## Objective
Where a line holds "Choose", copy it.

## Exercise materials
....

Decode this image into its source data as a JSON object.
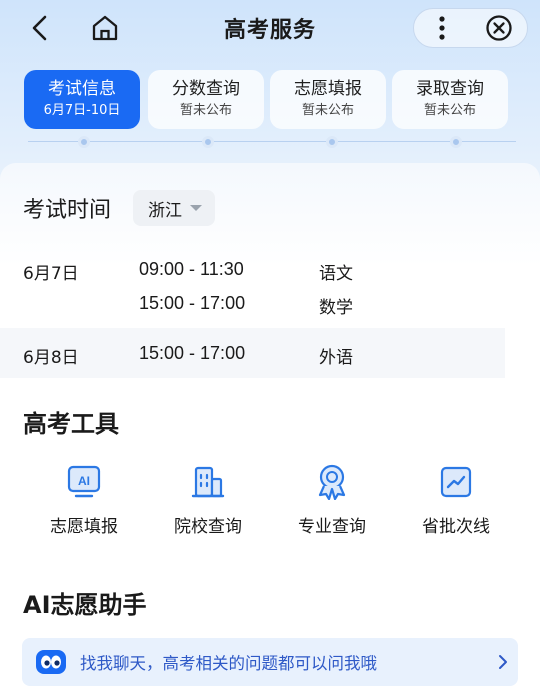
{
  "header": {
    "title": "高考服务"
  },
  "steps": [
    {
      "label": "考试信息",
      "sub": "6月7日-10日",
      "active": true
    },
    {
      "label": "分数查询",
      "sub": "暂未公布",
      "active": false
    },
    {
      "label": "志愿填报",
      "sub": "暂未公布",
      "active": false
    },
    {
      "label": "录取查询",
      "sub": "暂未公布",
      "active": false
    }
  ],
  "exam": {
    "title": "考试时间",
    "province": "浙江",
    "rows": [
      {
        "date": "6月7日",
        "time": "09:00 - 11:30",
        "subject": "语文"
      },
      {
        "date": "",
        "time": "15:00 - 17:00",
        "subject": "数学"
      },
      {
        "date": "6月8日",
        "time": "15:00 - 17:00",
        "subject": "外语"
      }
    ]
  },
  "tools": {
    "title": "高考工具",
    "items": [
      {
        "label": "志愿填报",
        "icon": "ai-board-icon"
      },
      {
        "label": "院校查询",
        "icon": "building-icon"
      },
      {
        "label": "专业查询",
        "icon": "medal-icon"
      },
      {
        "label": "省批次线",
        "icon": "trend-chart-icon"
      }
    ]
  },
  "assistant": {
    "title": "AI志愿助手",
    "prompt": "找我聊天，高考相关的问题都可以问我哦"
  },
  "colors": {
    "accent": "#1a6af3",
    "icon": "#2b78e4",
    "assistant_text": "#2e59c7"
  }
}
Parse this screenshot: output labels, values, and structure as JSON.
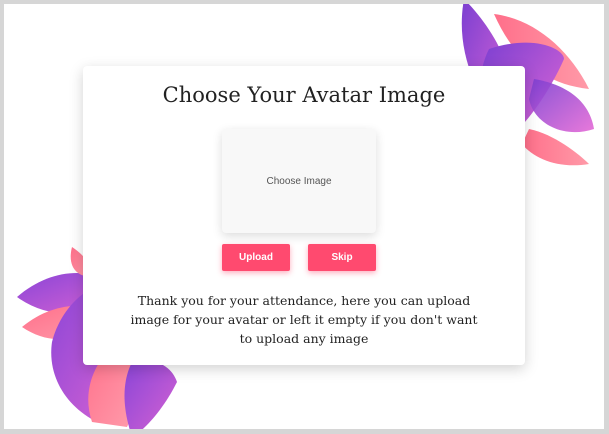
{
  "dialog": {
    "title": "Choose Your Avatar Image",
    "image_placeholder": "Choose Image",
    "upload_label": "Upload",
    "skip_label": "Skip",
    "message_lines": [
      "Thank you for your attendance, here you can upload",
      "image  for your avatar or left it empty if you don't want",
      "to upload any image"
    ]
  },
  "colors": {
    "button": "#ff4a6f",
    "petal_purple": "#9b4fd6",
    "petal_pink": "#ff7b8f"
  },
  "decorations": [
    "flower-petals-top-right",
    "flower-petals-bottom-left"
  ]
}
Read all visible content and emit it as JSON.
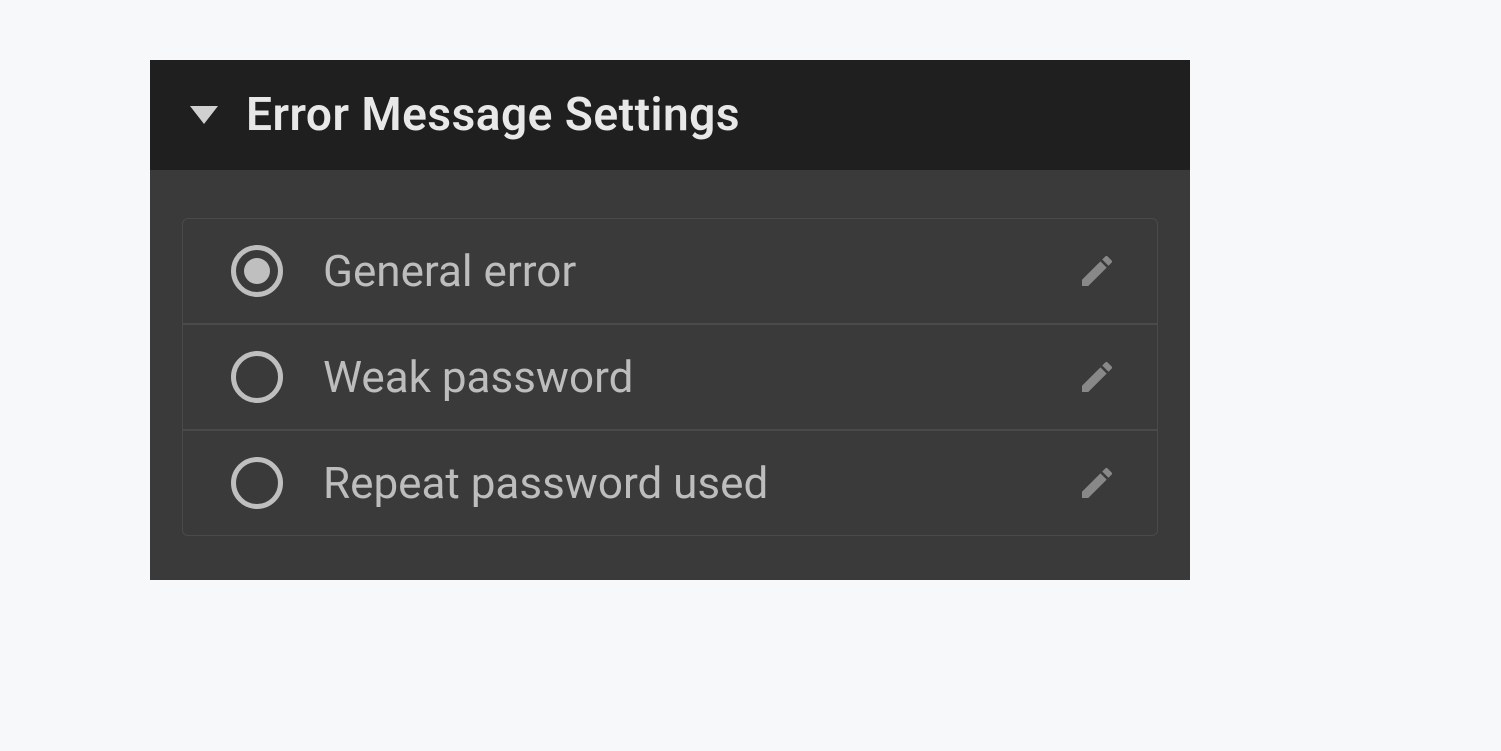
{
  "panel": {
    "title": "Error Message Settings",
    "options": [
      {
        "label": "General error",
        "selected": true
      },
      {
        "label": "Weak password",
        "selected": false
      },
      {
        "label": "Repeat password used",
        "selected": false
      }
    ]
  }
}
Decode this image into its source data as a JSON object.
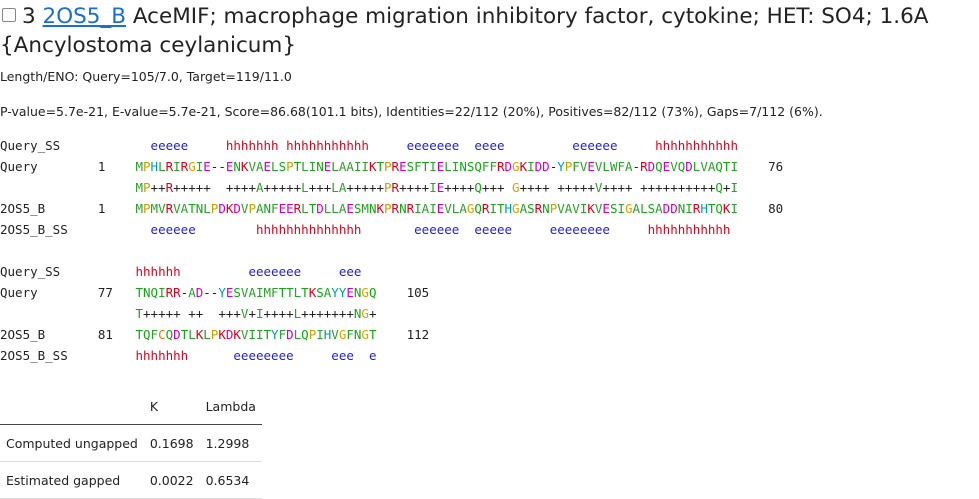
{
  "header": {
    "rank": "3",
    "hit_id": "2OS5_B",
    "description": "AceMIF; macrophage migration inhibitory factor, cytokine; HET: SO4; 1.6A",
    "organism": "{Ancylostoma ceylanicum}"
  },
  "length_eno": "Length/ENO: Query=105/7.0, Target=119/11.0",
  "scores": "P-value=5.7e-21, E-value=5.7e-21, Score=86.68(101.1 bits), Identities=22/112 (20%), Positives=82/112 (73%), Gaps=7/112 (6%).",
  "alignment_blocks": [
    {
      "rows": [
        {
          "label": "Query_SS",
          "start": "",
          "seq": "  eeeee     hhhhhhh hhhhhhhhhhh     eeeeeee  eeee         eeeeee     hhhhhhhhhhh",
          "end": "",
          "kind": "ss"
        },
        {
          "label": "Query",
          "start": "1",
          "seq": "MPHLRIRGIE--ENKVAELSPTLINELAAIIKTPRESFTIELINSQFFRDGKIDD-YPFVEVLWFA-RDQEVQDLVAQTI",
          "end": "76",
          "kind": "seq"
        },
        {
          "label": "",
          "start": "",
          "seq": "MP++R+++++  ++++A+++++L+++LA+++++PR++++IE++++Q+++ G++++ +++++V++++ ++++++++++Q+I",
          "end": "",
          "kind": "match"
        },
        {
          "label": "2OS5_B",
          "start": "1",
          "seq": "MPMVRVATNLPDKDVPANFEERLTDLLAESMNKPRNRIAIEVLAGQRITHGASRNPVAVIKVESIGALSADDNIRHTQKI",
          "end": "80",
          "kind": "seq"
        },
        {
          "label": "2OS5_B_SS",
          "start": "",
          "seq": "  eeeeee        hhhhhhhhhhhhhh       eeeeee  eeeee     eeeeeeee     hhhhhhhhhhh",
          "end": "",
          "kind": "ss"
        }
      ]
    },
    {
      "rows": [
        {
          "label": "Query_SS",
          "start": "",
          "seq": "hhhhhh         eeeeeee     eee",
          "end": "",
          "kind": "ss"
        },
        {
          "label": "Query",
          "start": "77",
          "seq": "TNQIRR-AD--YESVAIMFTTLTKSAYYENGQ",
          "end": "105",
          "kind": "seq"
        },
        {
          "label": "",
          "start": "",
          "seq": "T+++++ ++  +++V+I++++L+++++++NG+",
          "end": "",
          "kind": "match"
        },
        {
          "label": "2OS5_B",
          "start": "81",
          "seq": "TQFCQDTLKLPKDKVIITYFDLQPIHVGFNGT",
          "end": "112",
          "kind": "seq"
        },
        {
          "label": "2OS5_B_SS",
          "start": "",
          "seq": "hhhhhhh      eeeeeeee     eee  e",
          "end": "",
          "kind": "ss"
        }
      ]
    }
  ],
  "stats_table": {
    "headers": [
      "",
      "K",
      "Lambda"
    ],
    "rows": [
      [
        "Computed ungapped",
        "0.1698",
        "1.2998"
      ],
      [
        "Estimated gapped",
        "0.0022",
        "0.6534"
      ]
    ]
  },
  "colors": {
    "link": "#1a6fc9",
    "helix": "#e0001a",
    "strand": "#1f1fd6"
  }
}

....

## Completed task
    "title": "Choose Your Avatar Image",
    "image_placeholder": "Choose Image",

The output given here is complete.